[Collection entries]
^^^^^^^^
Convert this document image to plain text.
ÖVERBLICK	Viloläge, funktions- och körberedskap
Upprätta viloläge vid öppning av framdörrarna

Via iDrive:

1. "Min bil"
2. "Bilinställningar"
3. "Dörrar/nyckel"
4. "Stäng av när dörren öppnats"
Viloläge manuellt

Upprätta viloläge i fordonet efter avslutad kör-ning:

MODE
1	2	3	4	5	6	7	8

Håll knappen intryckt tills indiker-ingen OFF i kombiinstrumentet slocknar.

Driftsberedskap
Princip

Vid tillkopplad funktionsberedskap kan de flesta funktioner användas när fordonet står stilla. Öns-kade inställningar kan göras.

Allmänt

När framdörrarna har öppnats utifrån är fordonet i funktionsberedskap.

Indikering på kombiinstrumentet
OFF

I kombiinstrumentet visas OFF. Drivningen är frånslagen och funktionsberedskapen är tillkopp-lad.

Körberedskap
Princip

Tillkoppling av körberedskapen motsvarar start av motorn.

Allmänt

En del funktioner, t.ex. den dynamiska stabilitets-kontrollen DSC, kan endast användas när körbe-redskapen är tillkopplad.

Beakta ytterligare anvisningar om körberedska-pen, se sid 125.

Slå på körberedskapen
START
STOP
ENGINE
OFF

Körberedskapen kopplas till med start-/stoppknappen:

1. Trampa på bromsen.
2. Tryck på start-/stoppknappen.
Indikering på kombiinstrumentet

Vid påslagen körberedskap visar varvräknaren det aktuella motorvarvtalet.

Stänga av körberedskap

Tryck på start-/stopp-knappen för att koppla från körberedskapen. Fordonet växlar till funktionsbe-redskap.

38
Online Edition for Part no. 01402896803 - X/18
^^^^^^^^
- _SET EXERCISE_
Each entry must be reproduced verbatim.

- _FULL ANSWER_
Convert this document image to plain text.
ÖVERBLICK	Viloläge, funktions- och körberedskap
Upprätta viloläge vid öppning av framdörrarna

Via iDrive:

1. "Min bil"
2. "Bilinställningar"
3. "Dörrar/nyckel"
4. "Stäng av när dörren öppnats"
Viloläge manuellt

Upprätta viloläge i fordonet efter avslutad kör-ning:

MODE
1	2	3	4	5	6	7	8

Håll knappen intryckt tills indiker-ingen OFF i kombiinstrumentet slocknar.

Driftsberedskap
Princip

Vid tillkopplad funktionsberedskap kan de flesta funktioner användas när fordonet står stilla. Öns-kade inställningar kan göras.

Allmänt

När framdörrarna har öppnats utifrån är fordonet i funktionsberedskap.

Indikering på kombiinstrumentet
OFF

I kombiinstrumentet visas OFF. Drivningen är frånslagen och funktionsberedskapen är tillkopp-lad.

Körberedskap
Princip

Tillkoppling av körberedskapen motsvarar start av motorn.

Allmänt

En del funktioner, t.ex. den dynamiska stabilitets-kontrollen DSC, kan endast användas när körbe-redskapen är tillkopplad.

Beakta ytterligare anvisningar om körberedska-pen, se sid 125.

Slå på körberedskapen
START
STOP
ENGINE
OFF

Körberedskapen kopplas till med start-/stoppknappen:

1. Trampa på bromsen.
2. Tryck på start-/stoppknappen.
Indikering på kombiinstrumentet

Vid påslagen körberedskap visar varvräknaren det aktuella motorvarvtalet.

Stänga av körberedskap

Tryck på start-/stopp-knappen för att koppla från körberedskapen. Fordonet växlar till funktionsbe-redskap.

38
Online Edition for Part no. 01402896803 - X/18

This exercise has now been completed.